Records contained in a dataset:
** Start **
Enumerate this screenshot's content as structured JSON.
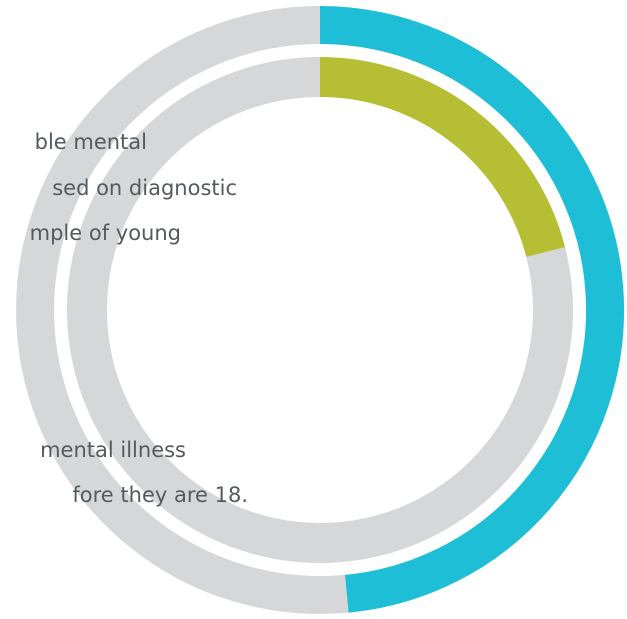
{
  "chart_data": {
    "type": "pie",
    "variant": "nested-donut",
    "title": "",
    "rings": [
      {
        "name": "",
        "highlight_color": "#1dbed6",
        "track_color": "#d6d7d9",
        "highlight_fraction": 0.485
      },
      {
        "name": "",
        "highlight_color": "#b6bf34",
        "track_color": "#d6d7d9",
        "highlight_fraction": 0.21
      }
    ],
    "captions": [
      {
        "name": "inner-ring-caption",
        "lines": [
          "ble mental",
          "sed on diagnostic",
          "mple of young"
        ]
      },
      {
        "name": "outer-ring-caption",
        "lines": [
          "mental illness",
          "fore they are 18."
        ]
      }
    ]
  }
}
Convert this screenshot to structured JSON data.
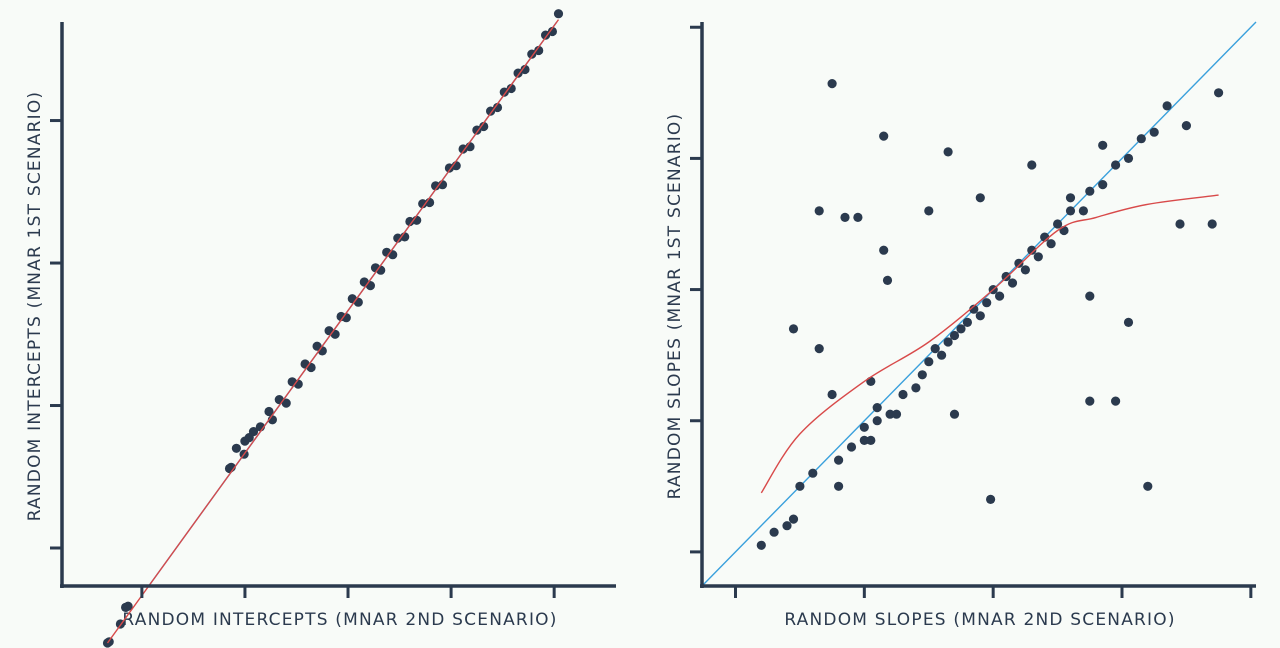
{
  "colors": {
    "background": "#f8fbf8",
    "axis": "#2b3a4e",
    "points": "#2b3a4e",
    "identity_line": "#3aa0dc",
    "smooth_line": "#d84a4a"
  },
  "chart_data": [
    {
      "type": "scatter",
      "title": "",
      "xlabel": "RANDOM INTERCEPTS (MNAR 2ND SCENARIO)",
      "ylabel": "RANDOM INTERCEPTS (MNAR 1ST SCENARIO)",
      "xlim": [
        -3.73,
        2.72
      ],
      "ylim": [
        -2.72,
        2.03
      ],
      "xticks": [
        -2.8,
        -1.6,
        -0.4,
        0.8,
        2.0
      ],
      "yticks": [
        -2.4,
        -1.2,
        0.0,
        1.2,
        2.4
      ],
      "tick_labels_shown": false,
      "grid": false,
      "reference_line": "y = x",
      "smooth_line": [
        [
          -3.2,
          -3.2
        ],
        [
          -1.2,
          -1.2
        ],
        [
          0.8,
          0.8
        ],
        [
          2.05,
          2.05
        ]
      ],
      "points": [
        [
          -3.2,
          -3.2
        ],
        [
          -3.18,
          -3.19
        ],
        [
          -3.05,
          -3.04
        ],
        [
          -2.99,
          -2.9
        ],
        [
          -2.96,
          -2.89
        ],
        [
          -1.78,
          -1.73
        ],
        [
          -1.76,
          -1.72
        ],
        [
          -1.7,
          -1.56
        ],
        [
          -1.61,
          -1.61
        ],
        [
          -1.6,
          -1.5
        ],
        [
          -1.55,
          -1.47
        ],
        [
          -1.5,
          -1.42
        ],
        [
          -1.42,
          -1.38
        ],
        [
          -1.32,
          -1.25
        ],
        [
          -1.28,
          -1.32
        ],
        [
          -1.2,
          -1.15
        ],
        [
          -1.12,
          -1.18
        ],
        [
          -1.05,
          -1.0
        ],
        [
          -0.98,
          -1.02
        ],
        [
          -0.9,
          -0.85
        ],
        [
          -0.83,
          -0.88
        ],
        [
          -0.76,
          -0.7
        ],
        [
          -0.7,
          -0.74
        ],
        [
          -0.62,
          -0.57
        ],
        [
          -0.55,
          -0.6
        ],
        [
          -0.48,
          -0.45
        ],
        [
          -0.42,
          -0.46
        ],
        [
          -0.35,
          -0.3
        ],
        [
          -0.28,
          -0.33
        ],
        [
          -0.21,
          -0.16
        ],
        [
          -0.14,
          -0.19
        ],
        [
          -0.08,
          -0.04
        ],
        [
          -0.02,
          -0.06
        ],
        [
          0.05,
          0.09
        ],
        [
          0.12,
          0.07
        ],
        [
          0.18,
          0.21
        ],
        [
          0.26,
          0.22
        ],
        [
          0.32,
          0.35
        ],
        [
          0.4,
          0.36
        ],
        [
          0.47,
          0.5
        ],
        [
          0.55,
          0.51
        ],
        [
          0.62,
          0.65
        ],
        [
          0.7,
          0.66
        ],
        [
          0.78,
          0.8
        ],
        [
          0.86,
          0.82
        ],
        [
          0.94,
          0.96
        ],
        [
          1.02,
          0.98
        ],
        [
          1.1,
          1.12
        ],
        [
          1.18,
          1.15
        ],
        [
          1.26,
          1.28
        ],
        [
          1.34,
          1.31
        ],
        [
          1.42,
          1.44
        ],
        [
          1.5,
          1.47
        ],
        [
          1.58,
          1.6
        ],
        [
          1.66,
          1.63
        ],
        [
          1.74,
          1.76
        ],
        [
          1.82,
          1.79
        ],
        [
          1.9,
          1.92
        ],
        [
          1.98,
          1.95
        ],
        [
          2.05,
          2.1
        ]
      ]
    },
    {
      "type": "scatter",
      "title": "",
      "xlabel": "RANDOM SLOPES (MNAR 2ND SCENARIO)",
      "ylabel": "RANDOM SLOPES (MNAR 1ST SCENARIO)",
      "xlim": [
        -2.26,
        2.04
      ],
      "ylim": [
        -2.26,
        2.04
      ],
      "xticks": [
        -2.0,
        -1.0,
        0.0,
        1.0,
        2.0
      ],
      "yticks": [
        -2.0,
        -1.0,
        0.0,
        1.0,
        2.0
      ],
      "tick_labels_shown": false,
      "grid": false,
      "reference_line": "y = x",
      "smooth_line": [
        [
          -1.8,
          -1.55
        ],
        [
          -1.5,
          -1.1
        ],
        [
          -1.0,
          -0.7
        ],
        [
          -0.5,
          -0.4
        ],
        [
          0.0,
          0.0
        ],
        [
          0.5,
          0.45
        ],
        [
          0.8,
          0.55
        ],
        [
          1.2,
          0.65
        ],
        [
          1.75,
          0.72
        ]
      ],
      "points": [
        [
          -1.8,
          -1.95
        ],
        [
          -1.7,
          -1.85
        ],
        [
          -1.6,
          -1.8
        ],
        [
          -1.55,
          -1.75
        ],
        [
          -1.5,
          -1.5
        ],
        [
          -1.4,
          -1.4
        ],
        [
          -1.2,
          -1.5
        ],
        [
          -1.2,
          -1.3
        ],
        [
          -1.1,
          -1.2
        ],
        [
          -1.0,
          -1.15
        ],
        [
          -1.0,
          -1.05
        ],
        [
          -0.95,
          -1.15
        ],
        [
          -0.9,
          -1.0
        ],
        [
          -0.9,
          -0.9
        ],
        [
          -0.8,
          -0.95
        ],
        [
          -0.75,
          -0.95
        ],
        [
          -0.7,
          -0.8
        ],
        [
          -0.6,
          -0.75
        ],
        [
          -0.55,
          -0.65
        ],
        [
          -0.5,
          -0.55
        ],
        [
          -0.45,
          -0.45
        ],
        [
          -0.4,
          -0.5
        ],
        [
          -0.35,
          -0.4
        ],
        [
          -0.3,
          -0.35
        ],
        [
          -0.25,
          -0.3
        ],
        [
          -0.2,
          -0.25
        ],
        [
          -0.15,
          -0.15
        ],
        [
          -0.1,
          -0.2
        ],
        [
          -0.05,
          -0.1
        ],
        [
          0.0,
          0.0
        ],
        [
          0.05,
          -0.05
        ],
        [
          0.1,
          0.1
        ],
        [
          0.15,
          0.05
        ],
        [
          0.2,
          0.2
        ],
        [
          0.25,
          0.15
        ],
        [
          0.3,
          0.3
        ],
        [
          0.35,
          0.25
        ],
        [
          0.4,
          0.4
        ],
        [
          0.45,
          0.35
        ],
        [
          0.5,
          0.5
        ],
        [
          0.55,
          0.45
        ],
        [
          0.6,
          0.6
        ],
        [
          0.7,
          0.6
        ],
        [
          0.75,
          0.75
        ],
        [
          0.85,
          0.8
        ],
        [
          0.95,
          0.95
        ],
        [
          1.05,
          1.0
        ],
        [
          1.15,
          1.15
        ],
        [
          1.25,
          1.2
        ],
        [
          1.35,
          1.4
        ],
        [
          -1.25,
          1.57
        ],
        [
          -0.85,
          1.17
        ],
        [
          -1.35,
          0.6
        ],
        [
          -1.15,
          0.55
        ],
        [
          -1.05,
          0.55
        ],
        [
          -0.85,
          0.3
        ],
        [
          -0.82,
          0.07
        ],
        [
          -0.5,
          0.6
        ],
        [
          -0.35,
          1.05
        ],
        [
          -0.1,
          0.7
        ],
        [
          0.3,
          0.95
        ],
        [
          0.6,
          0.7
        ],
        [
          0.85,
          1.1
        ],
        [
          1.5,
          1.25
        ],
        [
          1.45,
          0.5
        ],
        [
          -1.55,
          -0.3
        ],
        [
          -1.35,
          -0.45
        ],
        [
          -1.25,
          -0.8
        ],
        [
          -0.95,
          -0.7
        ],
        [
          -0.3,
          -0.95
        ],
        [
          -0.02,
          -1.6
        ],
        [
          0.75,
          -0.05
        ],
        [
          0.75,
          -0.85
        ],
        [
          0.95,
          -0.85
        ],
        [
          1.05,
          -0.25
        ],
        [
          1.2,
          -1.5
        ],
        [
          1.7,
          0.5
        ],
        [
          1.75,
          1.5
        ]
      ]
    }
  ]
}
** End **
__TASK TO COMPLETE__. Of the lines above, how many hold the string "SLOPES"? Answer with only the number.

__TASK ANSWER__. 2